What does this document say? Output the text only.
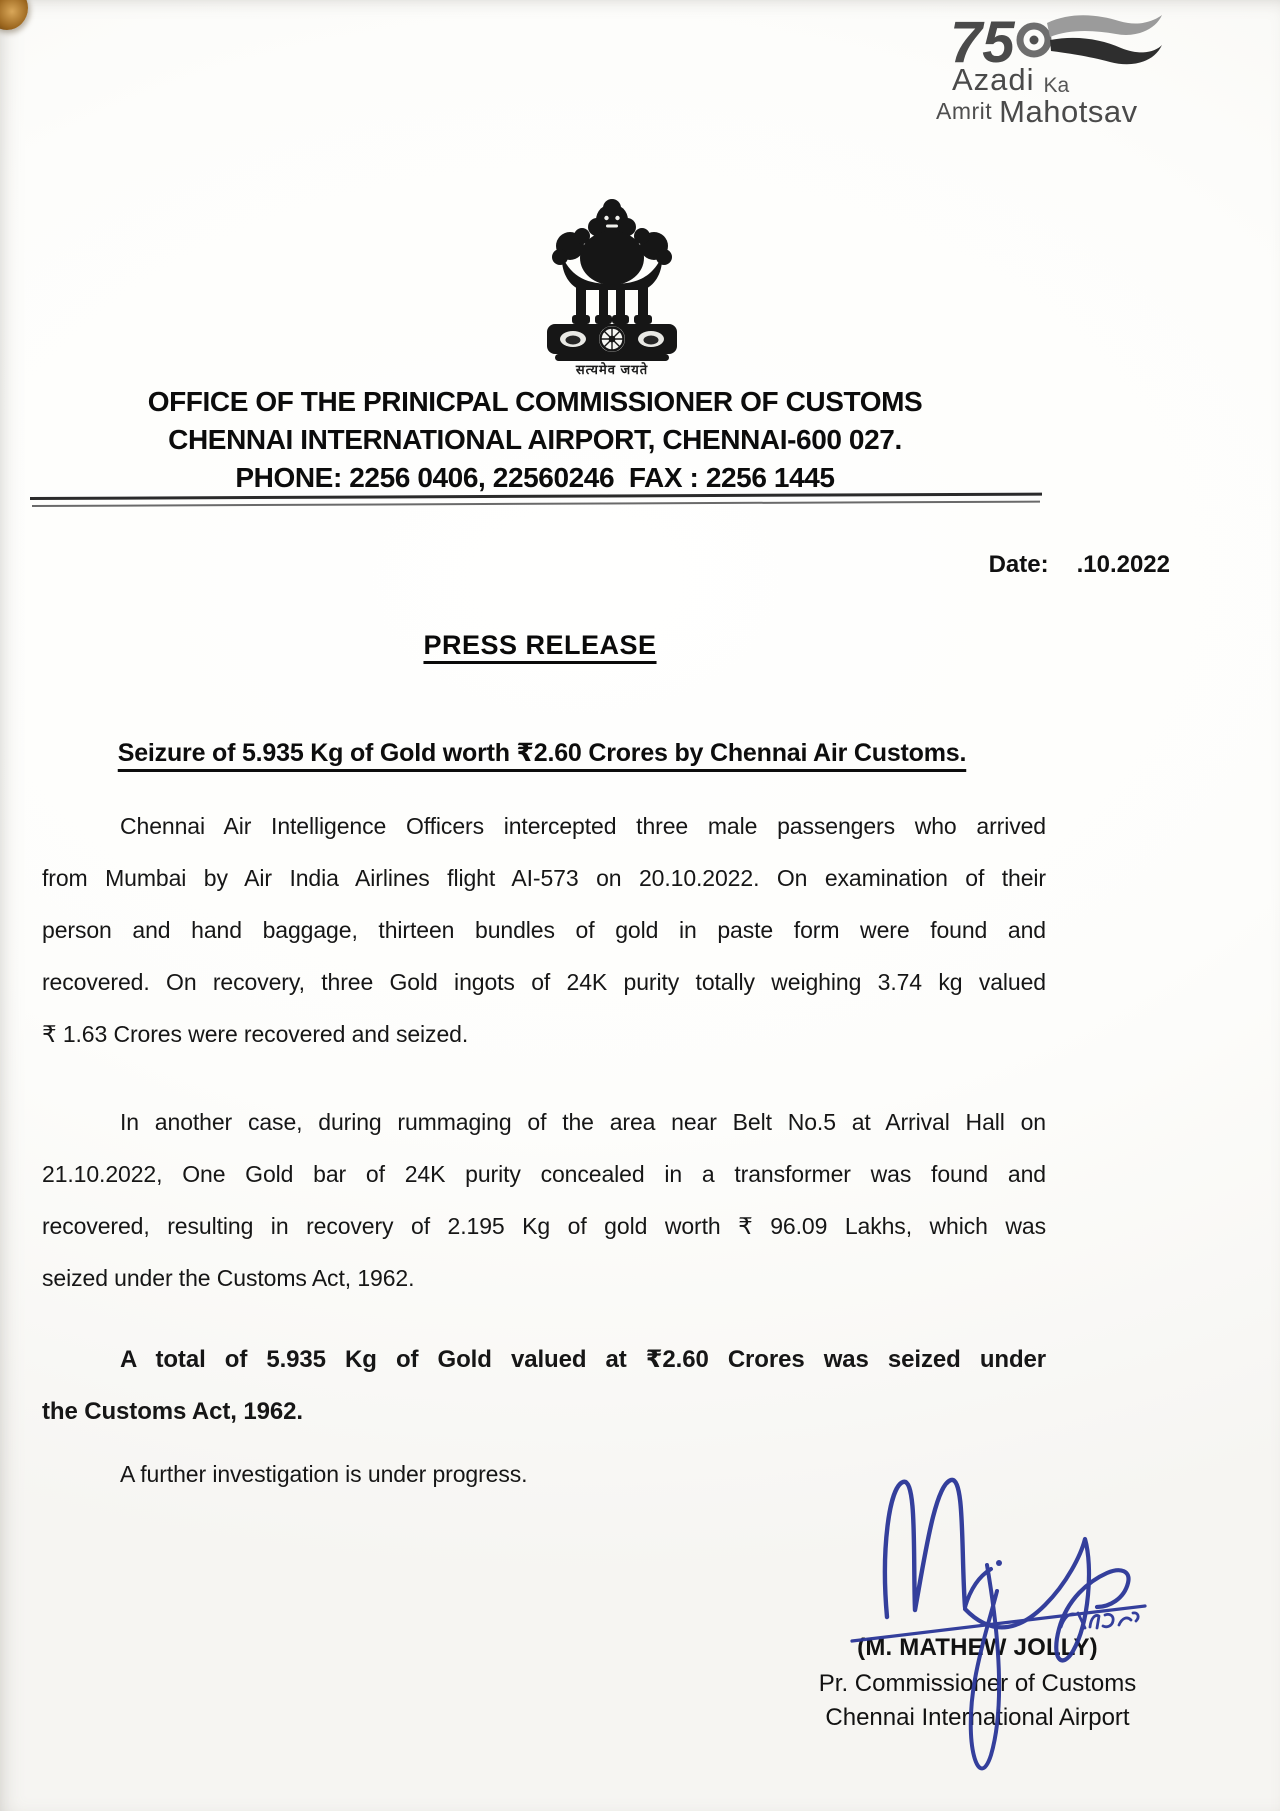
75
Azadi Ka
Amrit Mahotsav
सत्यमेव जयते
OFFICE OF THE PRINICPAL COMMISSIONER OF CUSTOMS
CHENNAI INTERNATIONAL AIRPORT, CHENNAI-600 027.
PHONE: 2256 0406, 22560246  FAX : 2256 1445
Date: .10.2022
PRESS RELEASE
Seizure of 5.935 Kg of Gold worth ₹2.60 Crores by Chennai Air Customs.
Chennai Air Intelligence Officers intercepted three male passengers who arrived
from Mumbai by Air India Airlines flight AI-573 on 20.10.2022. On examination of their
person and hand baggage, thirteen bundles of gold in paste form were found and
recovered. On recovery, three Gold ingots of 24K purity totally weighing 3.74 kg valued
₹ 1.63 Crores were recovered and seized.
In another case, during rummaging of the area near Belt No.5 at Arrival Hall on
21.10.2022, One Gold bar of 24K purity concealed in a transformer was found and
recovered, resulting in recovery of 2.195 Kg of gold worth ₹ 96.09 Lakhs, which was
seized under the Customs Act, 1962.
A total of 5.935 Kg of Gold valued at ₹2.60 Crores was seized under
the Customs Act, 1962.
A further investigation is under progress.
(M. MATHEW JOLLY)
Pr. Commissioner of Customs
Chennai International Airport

Instructions for the task: Leave every image out, and retype the material exactly.

Answer for the task:
What does this document say? Output the text only.
75
Azadi Ka
Amrit Mahotsav
सत्यमेव जयते
OFFICE OF THE PRINICPAL COMMISSIONER OF CUSTOMS
CHENNAI INTERNATIONAL AIRPORT, CHENNAI-600 027.
PHONE: 2256 0406, 22560246  FAX : 2256 1445
Date: .10.2022
PRESS RELEASE
Seizure of 5.935 Kg of Gold worth ₹2.60 Crores by Chennai Air Customs.
Chennai Air Intelligence Officers intercepted three male passengers who arrived
from Mumbai by Air India Airlines flight AI-573 on 20.10.2022. On examination of their
person and hand baggage, thirteen bundles of gold in paste form were found and
recovered. On recovery, three Gold ingots of 24K purity totally weighing 3.74 kg valued
₹ 1.63 Crores were recovered and seized.
In another case, during rummaging of the area near Belt No.5 at Arrival Hall on
21.10.2022, One Gold bar of 24K purity concealed in a transformer was found and
recovered, resulting in recovery of 2.195 Kg of gold worth ₹ 96.09 Lakhs, which was
seized under the Customs Act, 1962.
A total of 5.935 Kg of Gold valued at ₹2.60 Crores was seized under
the Customs Act, 1962.
A further investigation is under progress.
(M. MATHEW JOLLY)
Pr. Commissioner of Customs
Chennai International Airport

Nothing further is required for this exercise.